WORK TO BE COMPLETED => Return the count of lines with the string "проекта" in them, and nothing else.

··· MATERIAL SHOWN ···

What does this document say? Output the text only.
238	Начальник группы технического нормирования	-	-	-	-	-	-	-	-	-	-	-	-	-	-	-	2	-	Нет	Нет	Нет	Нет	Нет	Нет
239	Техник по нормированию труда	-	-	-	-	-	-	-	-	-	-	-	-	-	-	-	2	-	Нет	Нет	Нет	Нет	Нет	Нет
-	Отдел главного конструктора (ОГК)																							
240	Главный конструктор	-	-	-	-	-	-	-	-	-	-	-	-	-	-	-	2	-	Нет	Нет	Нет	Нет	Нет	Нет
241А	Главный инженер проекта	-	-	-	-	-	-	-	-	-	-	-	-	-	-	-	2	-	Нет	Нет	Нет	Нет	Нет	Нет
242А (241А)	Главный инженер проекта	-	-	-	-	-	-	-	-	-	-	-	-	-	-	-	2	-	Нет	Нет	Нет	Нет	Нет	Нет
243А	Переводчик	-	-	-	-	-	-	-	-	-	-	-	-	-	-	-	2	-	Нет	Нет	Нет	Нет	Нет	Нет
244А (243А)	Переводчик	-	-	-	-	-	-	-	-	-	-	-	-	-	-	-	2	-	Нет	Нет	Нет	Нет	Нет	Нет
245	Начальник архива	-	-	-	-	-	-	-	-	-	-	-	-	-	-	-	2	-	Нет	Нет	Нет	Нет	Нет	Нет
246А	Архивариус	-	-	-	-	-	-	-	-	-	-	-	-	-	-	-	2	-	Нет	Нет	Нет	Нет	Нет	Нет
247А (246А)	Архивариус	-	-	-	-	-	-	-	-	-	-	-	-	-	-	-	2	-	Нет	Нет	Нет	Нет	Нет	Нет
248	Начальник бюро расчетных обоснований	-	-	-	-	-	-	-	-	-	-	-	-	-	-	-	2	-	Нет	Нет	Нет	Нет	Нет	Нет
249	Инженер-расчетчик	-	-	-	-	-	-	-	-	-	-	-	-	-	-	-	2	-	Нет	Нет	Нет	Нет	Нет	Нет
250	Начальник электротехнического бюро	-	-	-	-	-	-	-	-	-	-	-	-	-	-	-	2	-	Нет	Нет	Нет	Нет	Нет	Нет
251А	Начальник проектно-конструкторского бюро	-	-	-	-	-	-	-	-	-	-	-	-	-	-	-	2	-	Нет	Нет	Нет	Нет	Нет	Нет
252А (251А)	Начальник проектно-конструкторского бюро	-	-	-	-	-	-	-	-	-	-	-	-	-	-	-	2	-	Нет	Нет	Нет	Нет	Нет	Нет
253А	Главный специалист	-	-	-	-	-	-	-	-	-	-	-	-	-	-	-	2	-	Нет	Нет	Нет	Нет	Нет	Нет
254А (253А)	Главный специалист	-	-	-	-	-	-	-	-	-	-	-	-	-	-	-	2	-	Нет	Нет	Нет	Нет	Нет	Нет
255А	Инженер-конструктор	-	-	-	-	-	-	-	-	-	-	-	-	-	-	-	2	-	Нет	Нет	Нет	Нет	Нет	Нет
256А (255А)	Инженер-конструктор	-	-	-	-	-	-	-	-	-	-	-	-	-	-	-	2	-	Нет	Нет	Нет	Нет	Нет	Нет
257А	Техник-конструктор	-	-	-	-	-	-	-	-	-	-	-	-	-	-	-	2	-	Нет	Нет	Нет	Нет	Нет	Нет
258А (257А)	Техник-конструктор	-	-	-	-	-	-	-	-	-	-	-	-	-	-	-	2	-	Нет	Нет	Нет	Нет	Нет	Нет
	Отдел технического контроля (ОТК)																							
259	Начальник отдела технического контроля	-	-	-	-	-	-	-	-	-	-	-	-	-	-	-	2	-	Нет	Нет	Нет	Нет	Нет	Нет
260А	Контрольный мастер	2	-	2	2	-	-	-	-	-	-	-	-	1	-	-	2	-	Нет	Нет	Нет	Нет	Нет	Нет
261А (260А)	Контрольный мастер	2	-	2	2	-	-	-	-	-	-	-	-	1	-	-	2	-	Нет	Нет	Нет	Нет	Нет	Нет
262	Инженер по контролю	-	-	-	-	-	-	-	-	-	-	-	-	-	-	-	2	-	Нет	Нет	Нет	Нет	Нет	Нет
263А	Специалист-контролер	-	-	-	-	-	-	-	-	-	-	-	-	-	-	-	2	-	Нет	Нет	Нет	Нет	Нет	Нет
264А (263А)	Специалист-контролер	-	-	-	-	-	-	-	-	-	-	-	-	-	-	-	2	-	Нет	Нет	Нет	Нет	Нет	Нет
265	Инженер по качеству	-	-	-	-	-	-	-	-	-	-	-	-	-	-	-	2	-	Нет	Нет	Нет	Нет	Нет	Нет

···

RESULT OF THE TASK => 2